▶ _The records_:
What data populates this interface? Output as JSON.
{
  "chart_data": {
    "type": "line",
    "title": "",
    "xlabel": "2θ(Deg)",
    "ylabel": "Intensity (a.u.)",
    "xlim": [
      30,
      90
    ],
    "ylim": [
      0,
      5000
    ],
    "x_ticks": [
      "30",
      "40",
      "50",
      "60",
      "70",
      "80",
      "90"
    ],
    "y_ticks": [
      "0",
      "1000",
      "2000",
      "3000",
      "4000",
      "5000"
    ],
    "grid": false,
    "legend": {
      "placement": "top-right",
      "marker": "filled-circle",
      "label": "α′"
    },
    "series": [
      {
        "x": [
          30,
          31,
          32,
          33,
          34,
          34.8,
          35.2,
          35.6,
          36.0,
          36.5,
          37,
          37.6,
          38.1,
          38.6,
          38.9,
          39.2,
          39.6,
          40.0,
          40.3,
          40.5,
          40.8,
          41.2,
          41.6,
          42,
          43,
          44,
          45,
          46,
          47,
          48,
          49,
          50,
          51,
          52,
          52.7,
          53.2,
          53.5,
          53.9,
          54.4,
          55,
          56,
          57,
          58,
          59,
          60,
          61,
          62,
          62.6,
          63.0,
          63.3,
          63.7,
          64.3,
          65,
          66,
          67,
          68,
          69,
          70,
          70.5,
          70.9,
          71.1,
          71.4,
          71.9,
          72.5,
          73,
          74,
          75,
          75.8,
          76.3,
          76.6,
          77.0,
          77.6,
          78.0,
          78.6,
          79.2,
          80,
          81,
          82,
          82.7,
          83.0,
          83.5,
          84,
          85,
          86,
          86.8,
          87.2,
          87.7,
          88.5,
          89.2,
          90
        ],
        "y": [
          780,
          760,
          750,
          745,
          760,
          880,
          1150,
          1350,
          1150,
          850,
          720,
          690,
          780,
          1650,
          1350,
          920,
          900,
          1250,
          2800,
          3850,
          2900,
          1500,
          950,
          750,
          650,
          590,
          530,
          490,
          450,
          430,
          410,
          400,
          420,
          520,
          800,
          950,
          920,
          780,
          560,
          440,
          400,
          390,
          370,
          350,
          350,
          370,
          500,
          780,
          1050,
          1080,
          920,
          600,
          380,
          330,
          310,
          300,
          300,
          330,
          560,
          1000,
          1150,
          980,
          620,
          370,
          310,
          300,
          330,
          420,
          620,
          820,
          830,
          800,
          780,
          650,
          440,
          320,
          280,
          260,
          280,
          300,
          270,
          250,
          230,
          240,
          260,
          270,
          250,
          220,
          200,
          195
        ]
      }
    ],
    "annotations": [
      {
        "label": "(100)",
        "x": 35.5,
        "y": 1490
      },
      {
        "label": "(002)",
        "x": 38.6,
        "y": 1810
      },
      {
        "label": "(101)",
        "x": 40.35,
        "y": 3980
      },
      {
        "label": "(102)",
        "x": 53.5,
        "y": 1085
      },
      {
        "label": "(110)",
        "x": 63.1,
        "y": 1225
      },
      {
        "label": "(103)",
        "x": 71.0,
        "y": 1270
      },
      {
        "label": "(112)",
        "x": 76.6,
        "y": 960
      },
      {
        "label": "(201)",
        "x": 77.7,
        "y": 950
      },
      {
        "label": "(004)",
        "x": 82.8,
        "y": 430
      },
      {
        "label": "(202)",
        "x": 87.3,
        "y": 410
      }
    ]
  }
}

▶ _Exercise_: From the first line to the last, retype the data exactly.

▶ _Exercise output_:
What data populates this interface? Output as JSON.
{
  "chart_data": {
    "type": "line",
    "title": "",
    "xlabel": "2θ(Deg)",
    "ylabel": "Intensity (a.u.)",
    "xlim": [
      30,
      90
    ],
    "ylim": [
      0,
      5000
    ],
    "x_ticks": [
      "30",
      "40",
      "50",
      "60",
      "70",
      "80",
      "90"
    ],
    "y_ticks": [
      "0",
      "1000",
      "2000",
      "3000",
      "4000",
      "5000"
    ],
    "grid": false,
    "legend": {
      "placement": "top-right",
      "marker": "filled-circle",
      "label": "α′"
    },
    "series": [
      {
        "x": [
          30,
          31,
          32,
          33,
          34,
          34.8,
          35.2,
          35.6,
          36.0,
          36.5,
          37,
          37.6,
          38.1,
          38.6,
          38.9,
          39.2,
          39.6,
          40.0,
          40.3,
          40.5,
          40.8,
          41.2,
          41.6,
          42,
          43,
          44,
          45,
          46,
          47,
          48,
          49,
          50,
          51,
          52,
          52.7,
          53.2,
          53.5,
          53.9,
          54.4,
          55,
          56,
          57,
          58,
          59,
          60,
          61,
          62,
          62.6,
          63.0,
          63.3,
          63.7,
          64.3,
          65,
          66,
          67,
          68,
          69,
          70,
          70.5,
          70.9,
          71.1,
          71.4,
          71.9,
          72.5,
          73,
          74,
          75,
          75.8,
          76.3,
          76.6,
          77.0,
          77.6,
          78.0,
          78.6,
          79.2,
          80,
          81,
          82,
          82.7,
          83.0,
          83.5,
          84,
          85,
          86,
          86.8,
          87.2,
          87.7,
          88.5,
          89.2,
          90
        ],
        "y": [
          780,
          760,
          750,
          745,
          760,
          880,
          1150,
          1350,
          1150,
          850,
          720,
          690,
          780,
          1650,
          1350,
          920,
          900,
          1250,
          2800,
          3850,
          2900,
          1500,
          950,
          750,
          650,
          590,
          530,
          490,
          450,
          430,
          410,
          400,
          420,
          520,
          800,
          950,
          920,
          780,
          560,
          440,
          400,
          390,
          370,
          350,
          350,
          370,
          500,
          780,
          1050,
          1080,
          920,
          600,
          380,
          330,
          310,
          300,
          300,
          330,
          560,
          1000,
          1150,
          980,
          620,
          370,
          310,
          300,
          330,
          420,
          620,
          820,
          830,
          800,
          780,
          650,
          440,
          320,
          280,
          260,
          280,
          300,
          270,
          250,
          230,
          240,
          260,
          270,
          250,
          220,
          200,
          195
        ]
      }
    ],
    "annotations": [
      {
        "label": "(100)",
        "x": 35.5,
        "y": 1490
      },
      {
        "label": "(002)",
        "x": 38.6,
        "y": 1810
      },
      {
        "label": "(101)",
        "x": 40.35,
        "y": 3980
      },
      {
        "label": "(102)",
        "x": 53.5,
        "y": 1085
      },
      {
        "label": "(110)",
        "x": 63.1,
        "y": 1225
      },
      {
        "label": "(103)",
        "x": 71.0,
        "y": 1270
      },
      {
        "label": "(112)",
        "x": 76.6,
        "y": 960
      },
      {
        "label": "(201)",
        "x": 77.7,
        "y": 950
      },
      {
        "label": "(004)",
        "x": 82.8,
        "y": 430
      },
      {
        "label": "(202)",
        "x": 87.3,
        "y": 410
      }
    ]
  }
}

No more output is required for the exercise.